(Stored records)
──────────

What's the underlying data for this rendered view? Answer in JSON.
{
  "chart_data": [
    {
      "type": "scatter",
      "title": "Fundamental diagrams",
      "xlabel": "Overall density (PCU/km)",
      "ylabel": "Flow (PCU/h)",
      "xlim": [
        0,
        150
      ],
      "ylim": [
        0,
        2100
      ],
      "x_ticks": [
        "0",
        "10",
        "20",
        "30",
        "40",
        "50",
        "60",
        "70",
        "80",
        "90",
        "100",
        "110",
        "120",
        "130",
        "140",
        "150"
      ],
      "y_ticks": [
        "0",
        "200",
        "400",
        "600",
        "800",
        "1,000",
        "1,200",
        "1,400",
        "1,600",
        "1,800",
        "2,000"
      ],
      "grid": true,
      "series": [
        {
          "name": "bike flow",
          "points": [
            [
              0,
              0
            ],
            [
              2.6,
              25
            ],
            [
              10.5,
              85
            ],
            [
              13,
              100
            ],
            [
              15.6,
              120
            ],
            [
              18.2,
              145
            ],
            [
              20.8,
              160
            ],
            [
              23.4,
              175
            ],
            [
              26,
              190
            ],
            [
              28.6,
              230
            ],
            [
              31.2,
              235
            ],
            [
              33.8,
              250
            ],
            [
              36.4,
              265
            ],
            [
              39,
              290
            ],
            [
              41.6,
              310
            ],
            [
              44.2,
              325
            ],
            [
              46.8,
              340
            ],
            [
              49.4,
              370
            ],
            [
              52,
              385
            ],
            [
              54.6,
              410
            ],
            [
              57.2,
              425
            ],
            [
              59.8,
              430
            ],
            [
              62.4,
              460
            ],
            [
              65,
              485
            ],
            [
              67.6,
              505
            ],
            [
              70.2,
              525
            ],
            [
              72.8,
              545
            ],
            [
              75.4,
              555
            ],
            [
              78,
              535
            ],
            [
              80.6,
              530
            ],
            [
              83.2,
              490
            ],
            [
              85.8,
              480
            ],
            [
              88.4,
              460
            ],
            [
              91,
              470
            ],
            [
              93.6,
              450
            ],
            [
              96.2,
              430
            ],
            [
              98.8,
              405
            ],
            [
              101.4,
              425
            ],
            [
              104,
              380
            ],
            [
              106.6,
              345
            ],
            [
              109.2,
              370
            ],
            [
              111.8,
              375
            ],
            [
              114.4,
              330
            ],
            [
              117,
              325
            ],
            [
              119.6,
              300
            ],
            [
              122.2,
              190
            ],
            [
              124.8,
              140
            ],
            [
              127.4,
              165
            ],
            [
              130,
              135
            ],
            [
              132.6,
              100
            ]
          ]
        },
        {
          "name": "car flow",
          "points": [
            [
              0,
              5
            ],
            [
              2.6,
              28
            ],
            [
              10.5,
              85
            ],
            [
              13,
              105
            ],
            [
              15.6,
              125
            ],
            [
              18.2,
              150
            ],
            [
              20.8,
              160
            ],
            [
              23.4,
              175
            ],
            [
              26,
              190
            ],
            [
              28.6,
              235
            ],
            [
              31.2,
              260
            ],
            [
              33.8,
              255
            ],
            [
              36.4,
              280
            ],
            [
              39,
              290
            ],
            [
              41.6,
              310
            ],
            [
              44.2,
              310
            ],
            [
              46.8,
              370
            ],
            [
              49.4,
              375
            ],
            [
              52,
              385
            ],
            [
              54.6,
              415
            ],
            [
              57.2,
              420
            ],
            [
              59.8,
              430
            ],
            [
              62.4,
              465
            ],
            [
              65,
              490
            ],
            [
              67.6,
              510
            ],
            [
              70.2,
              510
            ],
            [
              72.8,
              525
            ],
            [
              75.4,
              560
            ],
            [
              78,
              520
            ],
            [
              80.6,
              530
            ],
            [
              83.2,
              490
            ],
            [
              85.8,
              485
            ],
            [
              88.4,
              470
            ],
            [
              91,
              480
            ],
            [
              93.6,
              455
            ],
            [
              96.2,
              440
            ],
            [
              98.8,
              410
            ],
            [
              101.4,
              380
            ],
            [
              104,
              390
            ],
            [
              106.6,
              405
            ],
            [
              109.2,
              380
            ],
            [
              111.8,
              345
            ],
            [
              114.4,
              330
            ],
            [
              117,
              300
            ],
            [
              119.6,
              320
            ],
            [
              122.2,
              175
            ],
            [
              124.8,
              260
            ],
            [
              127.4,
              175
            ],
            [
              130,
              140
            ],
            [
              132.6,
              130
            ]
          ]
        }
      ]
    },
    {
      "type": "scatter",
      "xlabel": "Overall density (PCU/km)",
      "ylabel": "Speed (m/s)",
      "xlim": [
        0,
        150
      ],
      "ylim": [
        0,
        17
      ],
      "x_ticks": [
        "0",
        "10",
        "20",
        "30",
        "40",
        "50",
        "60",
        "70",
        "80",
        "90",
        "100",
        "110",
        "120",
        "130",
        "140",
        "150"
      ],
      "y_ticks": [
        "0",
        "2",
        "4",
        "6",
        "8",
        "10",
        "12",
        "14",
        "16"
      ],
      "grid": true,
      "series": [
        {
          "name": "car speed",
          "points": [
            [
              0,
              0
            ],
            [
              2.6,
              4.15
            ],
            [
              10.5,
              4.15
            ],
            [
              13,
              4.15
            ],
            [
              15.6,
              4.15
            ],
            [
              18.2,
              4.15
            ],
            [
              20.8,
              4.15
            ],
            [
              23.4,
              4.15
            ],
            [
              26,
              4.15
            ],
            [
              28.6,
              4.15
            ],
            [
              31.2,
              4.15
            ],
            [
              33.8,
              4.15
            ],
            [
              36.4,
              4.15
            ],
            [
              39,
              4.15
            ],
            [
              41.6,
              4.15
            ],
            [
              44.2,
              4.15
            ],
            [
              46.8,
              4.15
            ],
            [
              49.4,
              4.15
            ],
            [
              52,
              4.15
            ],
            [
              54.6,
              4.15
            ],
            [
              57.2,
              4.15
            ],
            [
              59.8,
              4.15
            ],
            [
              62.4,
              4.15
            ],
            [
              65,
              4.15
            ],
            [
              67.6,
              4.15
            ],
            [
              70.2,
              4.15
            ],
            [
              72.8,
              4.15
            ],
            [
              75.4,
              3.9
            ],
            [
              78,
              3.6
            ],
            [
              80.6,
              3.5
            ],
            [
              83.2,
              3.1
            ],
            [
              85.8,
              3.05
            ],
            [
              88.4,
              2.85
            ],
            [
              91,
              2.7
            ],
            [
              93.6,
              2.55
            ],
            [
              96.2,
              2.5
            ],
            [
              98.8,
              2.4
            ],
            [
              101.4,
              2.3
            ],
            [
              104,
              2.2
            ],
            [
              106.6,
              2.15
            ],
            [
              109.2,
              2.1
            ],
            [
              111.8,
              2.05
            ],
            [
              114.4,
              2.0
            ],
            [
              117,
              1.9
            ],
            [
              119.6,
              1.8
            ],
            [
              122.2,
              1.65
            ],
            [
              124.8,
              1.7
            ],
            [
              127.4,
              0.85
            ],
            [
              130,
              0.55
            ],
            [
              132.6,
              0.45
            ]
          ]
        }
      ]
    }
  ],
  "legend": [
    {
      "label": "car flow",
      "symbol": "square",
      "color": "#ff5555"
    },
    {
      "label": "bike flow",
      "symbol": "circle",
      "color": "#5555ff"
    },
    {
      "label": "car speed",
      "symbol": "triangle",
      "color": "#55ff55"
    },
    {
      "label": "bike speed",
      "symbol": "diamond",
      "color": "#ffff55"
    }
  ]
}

──────────

» **Objective**:
Faithfully copy every entry, leaving nothing out.

» **The solution**:
What's the underlying data for this rendered view? Answer in JSON.
{
  "chart_data": [
    {
      "type": "scatter",
      "title": "Fundamental diagrams",
      "xlabel": "Overall density (PCU/km)",
      "ylabel": "Flow (PCU/h)",
      "xlim": [
        0,
        150
      ],
      "ylim": [
        0,
        2100
      ],
      "x_ticks": [
        "0",
        "10",
        "20",
        "30",
        "40",
        "50",
        "60",
        "70",
        "80",
        "90",
        "100",
        "110",
        "120",
        "130",
        "140",
        "150"
      ],
      "y_ticks": [
        "0",
        "200",
        "400",
        "600",
        "800",
        "1,000",
        "1,200",
        "1,400",
        "1,600",
        "1,800",
        "2,000"
      ],
      "grid": true,
      "series": [
        {
          "name": "bike flow",
          "points": [
            [
              0,
              0
            ],
            [
              2.6,
              25
            ],
            [
              10.5,
              85
            ],
            [
              13,
              100
            ],
            [
              15.6,
              120
            ],
            [
              18.2,
              145
            ],
            [
              20.8,
              160
            ],
            [
              23.4,
              175
            ],
            [
              26,
              190
            ],
            [
              28.6,
              230
            ],
            [
              31.2,
              235
            ],
            [
              33.8,
              250
            ],
            [
              36.4,
              265
            ],
            [
              39,
              290
            ],
            [
              41.6,
              310
            ],
            [
              44.2,
              325
            ],
            [
              46.8,
              340
            ],
            [
              49.4,
              370
            ],
            [
              52,
              385
            ],
            [
              54.6,
              410
            ],
            [
              57.2,
              425
            ],
            [
              59.8,
              430
            ],
            [
              62.4,
              460
            ],
            [
              65,
              485
            ],
            [
              67.6,
              505
            ],
            [
              70.2,
              525
            ],
            [
              72.8,
              545
            ],
            [
              75.4,
              555
            ],
            [
              78,
              535
            ],
            [
              80.6,
              530
            ],
            [
              83.2,
              490
            ],
            [
              85.8,
              480
            ],
            [
              88.4,
              460
            ],
            [
              91,
              470
            ],
            [
              93.6,
              450
            ],
            [
              96.2,
              430
            ],
            [
              98.8,
              405
            ],
            [
              101.4,
              425
            ],
            [
              104,
              380
            ],
            [
              106.6,
              345
            ],
            [
              109.2,
              370
            ],
            [
              111.8,
              375
            ],
            [
              114.4,
              330
            ],
            [
              117,
              325
            ],
            [
              119.6,
              300
            ],
            [
              122.2,
              190
            ],
            [
              124.8,
              140
            ],
            [
              127.4,
              165
            ],
            [
              130,
              135
            ],
            [
              132.6,
              100
            ]
          ]
        },
        {
          "name": "car flow",
          "points": [
            [
              0,
              5
            ],
            [
              2.6,
              28
            ],
            [
              10.5,
              85
            ],
            [
              13,
              105
            ],
            [
              15.6,
              125
            ],
            [
              18.2,
              150
            ],
            [
              20.8,
              160
            ],
            [
              23.4,
              175
            ],
            [
              26,
              190
            ],
            [
              28.6,
              235
            ],
            [
              31.2,
              260
            ],
            [
              33.8,
              255
            ],
            [
              36.4,
              280
            ],
            [
              39,
              290
            ],
            [
              41.6,
              310
            ],
            [
              44.2,
              310
            ],
            [
              46.8,
              370
            ],
            [
              49.4,
              375
            ],
            [
              52,
              385
            ],
            [
              54.6,
              415
            ],
            [
              57.2,
              420
            ],
            [
              59.8,
              430
            ],
            [
              62.4,
              465
            ],
            [
              65,
              490
            ],
            [
              67.6,
              510
            ],
            [
              70.2,
              510
            ],
            [
              72.8,
              525
            ],
            [
              75.4,
              560
            ],
            [
              78,
              520
            ],
            [
              80.6,
              530
            ],
            [
              83.2,
              490
            ],
            [
              85.8,
              485
            ],
            [
              88.4,
              470
            ],
            [
              91,
              480
            ],
            [
              93.6,
              455
            ],
            [
              96.2,
              440
            ],
            [
              98.8,
              410
            ],
            [
              101.4,
              380
            ],
            [
              104,
              390
            ],
            [
              106.6,
              405
            ],
            [
              109.2,
              380
            ],
            [
              111.8,
              345
            ],
            [
              114.4,
              330
            ],
            [
              117,
              300
            ],
            [
              119.6,
              320
            ],
            [
              122.2,
              175
            ],
            [
              124.8,
              260
            ],
            [
              127.4,
              175
            ],
            [
              130,
              140
            ],
            [
              132.6,
              130
            ]
          ]
        }
      ]
    },
    {
      "type": "scatter",
      "xlabel": "Overall density (PCU/km)",
      "ylabel": "Speed (m/s)",
      "xlim": [
        0,
        150
      ],
      "ylim": [
        0,
        17
      ],
      "x_ticks": [
        "0",
        "10",
        "20",
        "30",
        "40",
        "50",
        "60",
        "70",
        "80",
        "90",
        "100",
        "110",
        "120",
        "130",
        "140",
        "150"
      ],
      "y_ticks": [
        "0",
        "2",
        "4",
        "6",
        "8",
        "10",
        "12",
        "14",
        "16"
      ],
      "grid": true,
      "series": [
        {
          "name": "car speed",
          "points": [
            [
              0,
              0
            ],
            [
              2.6,
              4.15
            ],
            [
              10.5,
              4.15
            ],
            [
              13,
              4.15
            ],
            [
              15.6,
              4.15
            ],
            [
              18.2,
              4.15
            ],
            [
              20.8,
              4.15
            ],
            [
              23.4,
              4.15
            ],
            [
              26,
              4.15
            ],
            [
              28.6,
              4.15
            ],
            [
              31.2,
              4.15
            ],
            [
              33.8,
              4.15
            ],
            [
              36.4,
              4.15
            ],
            [
              39,
              4.15
            ],
            [
              41.6,
              4.15
            ],
            [
              44.2,
              4.15
            ],
            [
              46.8,
              4.15
            ],
            [
              49.4,
              4.15
            ],
            [
              52,
              4.15
            ],
            [
              54.6,
              4.15
            ],
            [
              57.2,
              4.15
            ],
            [
              59.8,
              4.15
            ],
            [
              62.4,
              4.15
            ],
            [
              65,
              4.15
            ],
            [
              67.6,
              4.15
            ],
            [
              70.2,
              4.15
            ],
            [
              72.8,
              4.15
            ],
            [
              75.4,
              3.9
            ],
            [
              78,
              3.6
            ],
            [
              80.6,
              3.5
            ],
            [
              83.2,
              3.1
            ],
            [
              85.8,
              3.05
            ],
            [
              88.4,
              2.85
            ],
            [
              91,
              2.7
            ],
            [
              93.6,
              2.55
            ],
            [
              96.2,
              2.5
            ],
            [
              98.8,
              2.4
            ],
            [
              101.4,
              2.3
            ],
            [
              104,
              2.2
            ],
            [
              106.6,
              2.15
            ],
            [
              109.2,
              2.1
            ],
            [
              111.8,
              2.05
            ],
            [
              114.4,
              2.0
            ],
            [
              117,
              1.9
            ],
            [
              119.6,
              1.8
            ],
            [
              122.2,
              1.65
            ],
            [
              124.8,
              1.7
            ],
            [
              127.4,
              0.85
            ],
            [
              130,
              0.55
            ],
            [
              132.6,
              0.45
            ]
          ]
        }
      ]
    }
  ],
  "legend": [
    {
      "label": "car flow",
      "symbol": "square",
      "color": "#ff5555"
    },
    {
      "label": "bike flow",
      "symbol": "circle",
      "color": "#5555ff"
    },
    {
      "label": "car speed",
      "symbol": "triangle",
      "color": "#55ff55"
    },
    {
      "label": "bike speed",
      "symbol": "diamond",
      "color": "#ffff55"
    }
  ]
}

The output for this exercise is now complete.